▶ WORK TO COMPLETE
Copy each of the entries below verbatim, reproducing every line without any change.

▶ MATERIAL PROVIDED

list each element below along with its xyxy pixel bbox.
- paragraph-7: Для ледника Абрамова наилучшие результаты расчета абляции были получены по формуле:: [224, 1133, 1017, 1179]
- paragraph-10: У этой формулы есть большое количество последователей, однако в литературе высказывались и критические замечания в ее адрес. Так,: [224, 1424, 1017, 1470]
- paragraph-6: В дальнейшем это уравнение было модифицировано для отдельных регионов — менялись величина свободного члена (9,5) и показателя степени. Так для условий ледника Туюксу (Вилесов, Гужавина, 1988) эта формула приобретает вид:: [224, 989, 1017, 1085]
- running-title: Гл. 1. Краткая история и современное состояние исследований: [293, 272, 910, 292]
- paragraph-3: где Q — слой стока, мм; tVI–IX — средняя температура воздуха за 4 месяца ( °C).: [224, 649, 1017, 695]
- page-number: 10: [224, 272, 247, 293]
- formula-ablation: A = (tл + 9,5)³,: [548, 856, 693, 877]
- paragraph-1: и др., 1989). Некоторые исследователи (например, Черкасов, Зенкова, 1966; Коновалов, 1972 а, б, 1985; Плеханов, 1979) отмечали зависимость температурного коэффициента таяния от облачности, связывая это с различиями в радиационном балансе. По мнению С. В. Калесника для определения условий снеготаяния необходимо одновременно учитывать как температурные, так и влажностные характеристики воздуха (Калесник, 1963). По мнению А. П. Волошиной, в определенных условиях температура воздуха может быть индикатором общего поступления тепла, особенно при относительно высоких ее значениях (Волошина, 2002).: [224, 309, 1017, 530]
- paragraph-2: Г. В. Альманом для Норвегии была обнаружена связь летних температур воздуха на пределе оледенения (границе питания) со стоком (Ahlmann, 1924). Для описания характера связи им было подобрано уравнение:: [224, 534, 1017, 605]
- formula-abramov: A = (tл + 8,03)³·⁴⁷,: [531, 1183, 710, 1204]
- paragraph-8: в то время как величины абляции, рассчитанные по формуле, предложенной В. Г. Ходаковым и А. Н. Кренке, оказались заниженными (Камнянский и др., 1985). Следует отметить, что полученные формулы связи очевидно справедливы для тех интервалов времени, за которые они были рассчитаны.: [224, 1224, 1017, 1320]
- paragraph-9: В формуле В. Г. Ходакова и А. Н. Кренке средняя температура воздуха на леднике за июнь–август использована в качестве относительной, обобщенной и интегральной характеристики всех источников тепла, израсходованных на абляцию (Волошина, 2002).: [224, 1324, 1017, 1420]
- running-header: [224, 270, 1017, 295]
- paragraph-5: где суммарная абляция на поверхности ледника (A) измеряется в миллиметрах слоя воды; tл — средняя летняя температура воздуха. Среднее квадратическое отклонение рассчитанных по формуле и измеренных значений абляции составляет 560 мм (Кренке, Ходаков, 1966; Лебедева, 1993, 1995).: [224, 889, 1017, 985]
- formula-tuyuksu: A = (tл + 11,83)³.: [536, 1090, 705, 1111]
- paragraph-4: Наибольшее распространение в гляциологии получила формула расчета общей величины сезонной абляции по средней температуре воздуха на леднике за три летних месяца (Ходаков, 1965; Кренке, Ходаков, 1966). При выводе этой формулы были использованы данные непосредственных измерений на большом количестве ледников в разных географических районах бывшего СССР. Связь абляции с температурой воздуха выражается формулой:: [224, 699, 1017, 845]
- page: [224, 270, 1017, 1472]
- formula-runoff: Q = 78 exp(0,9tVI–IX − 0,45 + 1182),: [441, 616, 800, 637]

▶ CORRECT ANSWER
list each element below along with its xyxy pixel bbox.
- paragraph-7: Для ледника Абрамова наилучшие результаты расчета абляции были получены по формуле:: [224, 1133, 1017, 1179]
- paragraph-10: У этой формулы есть большое количество последователей, однако в литературе высказывались и критические замечания в ее адрес. Так,: [224, 1424, 1017, 1470]
- paragraph-6: В дальнейшем это уравнение было модифицировано для отдельных регионов — менялись величина свободного члена (9,5) и показателя степени. Так для условий ледника Туюксу (Вилесов, Гужавина, 1988) эта формула приобретает вид:: [224, 989, 1017, 1085]
- running-title: Гл. 1. Краткая история и современное состояние исследований: [293, 272, 910, 292]
- paragraph-3: где Q — слой стока, мм; tVI–IX — средняя температура воздуха за 4 месяца ( °C).: [224, 649, 1017, 695]
- page-number: 10: [224, 272, 247, 293]
- formula-ablation: A = (tл + 9,5)³,: [548, 856, 693, 877]
- paragraph-1: и др., 1989). Некоторые исследователи (например, Черкасов, Зенкова, 1966; Коновалов, 1972 а, б, 1985; Плеханов, 1979) отмечали зависимость температурного коэффициента таяния от облачности, связывая это с различиями в радиационном балансе. По мнению С. В. Калесника для определения условий снеготаяния необходимо одновременно учитывать как температурные, так и влажностные характеристики воздуха (Калесник, 1963). По мнению А. П. Волошиной, в определенных условиях температура воздуха может быть индикатором общего поступления тепла, особенно при относительно высоких ее значениях (Волошина, 2002).: [224, 309, 1017, 530]
- paragraph-2: Г. В. Альманом для Норвегии была обнаружена связь летних температур воздуха на пределе оледенения (границе питания) со стоком (Ahlmann, 1924). Для описания характера связи им было подобрано уравнение:: [224, 534, 1017, 605]
- formula-abramov: A = (tл + 8,03)³·⁴⁷,: [531, 1183, 710, 1204]
- paragraph-8: в то время как величины абляции, рассчитанные по формуле, предложенной В. Г. Ходаковым и А. Н. Кренке, оказались заниженными (Камнянский и др., 1985). Следует отметить, что полученные формулы связи очевидно справедливы для тех интервалов времени, за которые они были рассчитаны.: [224, 1224, 1017, 1320]
- paragraph-9: В формуле В. Г. Ходакова и А. Н. Кренке средняя температура воздуха на леднике за июнь–август использована в качестве относительной, обобщенной и интегральной характеристики всех источников тепла, израсходованных на абляцию (Волошина, 2002).: [224, 1324, 1017, 1420]
- running-header: [224, 270, 1017, 295]
- paragraph-5: где суммарная абляция на поверхности ледника (A) измеряется в миллиметрах слоя воды; tл — средняя летняя температура воздуха. Среднее квадратическое отклонение рассчитанных по формуле и измеренных значений абляции составляет 560 мм (Кренке, Ходаков, 1966; Лебедева, 1993, 1995).: [224, 889, 1017, 985]
- formula-tuyuksu: A = (tл + 11,83)³.: [536, 1090, 705, 1111]
- paragraph-4: Наибольшее распространение в гляциологии получила формула расчета общей величины сезонной абляции по средней температуре воздуха на леднике за три летних месяца (Ходаков, 1965; Кренке, Ходаков, 1966). При выводе этой формулы были использованы данные непосредственных измерений на большом количестве ледников в разных географических районах бывшего СССР. Связь абляции с температурой воздуха выражается формулой:: [224, 699, 1017, 845]
- page: [224, 270, 1017, 1472]
- formula-runoff: Q = 78 exp(0,9tVI–IX − 0,45 + 1182),: [441, 616, 800, 637]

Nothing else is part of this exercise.